(Figure contents as structured data)
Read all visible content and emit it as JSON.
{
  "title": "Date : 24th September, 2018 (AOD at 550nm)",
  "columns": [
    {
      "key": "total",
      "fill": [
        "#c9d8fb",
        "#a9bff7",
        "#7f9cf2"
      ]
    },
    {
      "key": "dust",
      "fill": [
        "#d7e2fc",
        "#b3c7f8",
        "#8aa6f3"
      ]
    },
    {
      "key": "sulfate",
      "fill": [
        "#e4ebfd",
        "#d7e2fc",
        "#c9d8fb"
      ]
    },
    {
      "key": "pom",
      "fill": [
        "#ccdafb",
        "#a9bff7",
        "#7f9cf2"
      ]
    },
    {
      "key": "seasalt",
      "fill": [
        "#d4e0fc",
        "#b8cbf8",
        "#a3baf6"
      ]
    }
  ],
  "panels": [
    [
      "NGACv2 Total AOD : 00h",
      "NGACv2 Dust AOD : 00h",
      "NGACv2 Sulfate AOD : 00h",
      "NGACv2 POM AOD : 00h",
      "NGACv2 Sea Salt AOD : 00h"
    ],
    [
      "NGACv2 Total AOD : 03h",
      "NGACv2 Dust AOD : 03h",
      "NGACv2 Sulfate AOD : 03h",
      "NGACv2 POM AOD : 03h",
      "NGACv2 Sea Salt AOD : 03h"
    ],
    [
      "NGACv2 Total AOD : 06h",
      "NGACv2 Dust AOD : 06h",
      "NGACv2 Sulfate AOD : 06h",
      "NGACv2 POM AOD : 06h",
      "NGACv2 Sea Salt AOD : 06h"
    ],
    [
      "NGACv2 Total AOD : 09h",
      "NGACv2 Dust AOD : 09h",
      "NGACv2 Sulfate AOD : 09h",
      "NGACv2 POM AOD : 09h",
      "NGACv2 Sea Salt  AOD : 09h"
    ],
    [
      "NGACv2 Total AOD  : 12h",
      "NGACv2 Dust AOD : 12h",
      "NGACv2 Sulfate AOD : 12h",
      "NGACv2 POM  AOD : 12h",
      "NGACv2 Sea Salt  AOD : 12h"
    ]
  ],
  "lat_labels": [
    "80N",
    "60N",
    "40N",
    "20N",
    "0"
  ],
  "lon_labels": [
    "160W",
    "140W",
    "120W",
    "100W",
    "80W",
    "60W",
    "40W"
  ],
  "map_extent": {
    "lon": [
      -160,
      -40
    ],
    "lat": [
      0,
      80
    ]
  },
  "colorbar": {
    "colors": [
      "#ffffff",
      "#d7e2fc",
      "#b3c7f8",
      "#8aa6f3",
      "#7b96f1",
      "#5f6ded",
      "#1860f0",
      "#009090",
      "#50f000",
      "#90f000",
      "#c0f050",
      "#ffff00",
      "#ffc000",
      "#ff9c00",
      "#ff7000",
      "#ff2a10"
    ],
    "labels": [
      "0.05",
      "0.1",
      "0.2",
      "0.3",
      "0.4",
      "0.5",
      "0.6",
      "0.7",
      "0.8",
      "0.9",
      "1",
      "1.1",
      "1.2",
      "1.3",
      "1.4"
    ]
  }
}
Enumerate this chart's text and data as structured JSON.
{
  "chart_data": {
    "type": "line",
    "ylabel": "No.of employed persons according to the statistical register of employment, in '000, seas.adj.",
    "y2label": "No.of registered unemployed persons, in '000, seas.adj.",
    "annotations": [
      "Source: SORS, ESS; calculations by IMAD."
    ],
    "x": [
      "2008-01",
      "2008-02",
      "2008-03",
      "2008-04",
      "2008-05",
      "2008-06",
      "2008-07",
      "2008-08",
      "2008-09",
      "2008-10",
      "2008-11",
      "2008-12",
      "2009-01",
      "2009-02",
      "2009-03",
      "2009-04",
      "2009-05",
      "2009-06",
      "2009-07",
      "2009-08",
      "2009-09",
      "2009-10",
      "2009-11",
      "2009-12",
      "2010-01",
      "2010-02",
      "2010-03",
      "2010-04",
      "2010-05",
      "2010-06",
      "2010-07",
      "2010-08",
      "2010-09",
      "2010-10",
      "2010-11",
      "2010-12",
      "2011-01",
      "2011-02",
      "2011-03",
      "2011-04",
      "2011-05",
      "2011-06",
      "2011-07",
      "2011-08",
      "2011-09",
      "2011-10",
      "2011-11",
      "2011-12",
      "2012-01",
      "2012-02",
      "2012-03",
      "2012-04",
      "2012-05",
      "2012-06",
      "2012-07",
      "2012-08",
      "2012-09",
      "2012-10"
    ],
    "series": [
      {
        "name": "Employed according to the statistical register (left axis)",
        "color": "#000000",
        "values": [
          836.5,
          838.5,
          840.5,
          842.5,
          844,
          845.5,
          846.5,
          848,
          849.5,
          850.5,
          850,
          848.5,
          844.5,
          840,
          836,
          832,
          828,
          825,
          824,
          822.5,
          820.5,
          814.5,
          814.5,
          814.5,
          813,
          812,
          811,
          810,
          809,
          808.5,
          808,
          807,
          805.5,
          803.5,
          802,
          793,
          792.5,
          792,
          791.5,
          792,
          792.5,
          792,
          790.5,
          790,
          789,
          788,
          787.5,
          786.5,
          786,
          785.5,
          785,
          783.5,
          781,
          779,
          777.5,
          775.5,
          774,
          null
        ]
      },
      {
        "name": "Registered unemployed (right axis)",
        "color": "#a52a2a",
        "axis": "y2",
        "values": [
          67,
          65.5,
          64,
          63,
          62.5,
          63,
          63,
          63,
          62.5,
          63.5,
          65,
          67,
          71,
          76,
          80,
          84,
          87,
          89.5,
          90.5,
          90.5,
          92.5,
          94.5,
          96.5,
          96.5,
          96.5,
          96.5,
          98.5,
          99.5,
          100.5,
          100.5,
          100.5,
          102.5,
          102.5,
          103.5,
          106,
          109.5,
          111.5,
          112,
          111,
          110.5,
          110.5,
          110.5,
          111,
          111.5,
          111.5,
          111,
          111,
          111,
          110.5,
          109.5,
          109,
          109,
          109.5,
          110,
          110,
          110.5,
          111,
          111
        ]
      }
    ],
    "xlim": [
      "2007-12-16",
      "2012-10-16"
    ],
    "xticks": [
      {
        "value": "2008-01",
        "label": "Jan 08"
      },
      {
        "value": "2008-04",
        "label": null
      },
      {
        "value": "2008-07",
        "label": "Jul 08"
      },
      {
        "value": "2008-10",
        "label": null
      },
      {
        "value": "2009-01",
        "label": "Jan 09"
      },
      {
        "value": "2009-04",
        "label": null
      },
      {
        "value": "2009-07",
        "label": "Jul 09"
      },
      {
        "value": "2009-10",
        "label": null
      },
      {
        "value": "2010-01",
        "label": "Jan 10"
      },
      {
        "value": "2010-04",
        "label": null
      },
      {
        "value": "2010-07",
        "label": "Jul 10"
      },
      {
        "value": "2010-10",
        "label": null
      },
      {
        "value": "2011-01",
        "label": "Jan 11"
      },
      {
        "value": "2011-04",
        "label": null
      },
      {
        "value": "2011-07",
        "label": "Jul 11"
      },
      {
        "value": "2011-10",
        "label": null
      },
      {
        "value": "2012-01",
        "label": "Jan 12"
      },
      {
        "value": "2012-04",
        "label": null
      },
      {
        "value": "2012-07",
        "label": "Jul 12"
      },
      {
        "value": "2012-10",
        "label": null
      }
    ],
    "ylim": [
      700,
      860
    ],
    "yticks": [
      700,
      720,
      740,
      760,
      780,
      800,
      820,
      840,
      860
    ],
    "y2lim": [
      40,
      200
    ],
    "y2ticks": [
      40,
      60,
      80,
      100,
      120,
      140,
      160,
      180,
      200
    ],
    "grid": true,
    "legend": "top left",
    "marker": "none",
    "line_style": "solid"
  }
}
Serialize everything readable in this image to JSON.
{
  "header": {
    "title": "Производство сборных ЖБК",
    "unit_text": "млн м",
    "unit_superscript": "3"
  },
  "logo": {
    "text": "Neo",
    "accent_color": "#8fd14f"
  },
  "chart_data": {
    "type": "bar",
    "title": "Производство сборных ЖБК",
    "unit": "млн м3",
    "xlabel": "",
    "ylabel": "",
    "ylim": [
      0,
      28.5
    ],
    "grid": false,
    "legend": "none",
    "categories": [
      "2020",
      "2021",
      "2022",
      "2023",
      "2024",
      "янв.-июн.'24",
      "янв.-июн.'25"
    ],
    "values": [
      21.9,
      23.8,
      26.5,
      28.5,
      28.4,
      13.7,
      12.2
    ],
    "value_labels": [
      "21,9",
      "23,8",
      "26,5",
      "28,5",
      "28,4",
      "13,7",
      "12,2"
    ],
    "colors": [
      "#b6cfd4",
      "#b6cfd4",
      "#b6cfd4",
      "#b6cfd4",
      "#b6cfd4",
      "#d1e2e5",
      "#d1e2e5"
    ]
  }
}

- **Set task**: How many of the lines above hold the word "axis"? Give only that number.

- **Correct response**: 3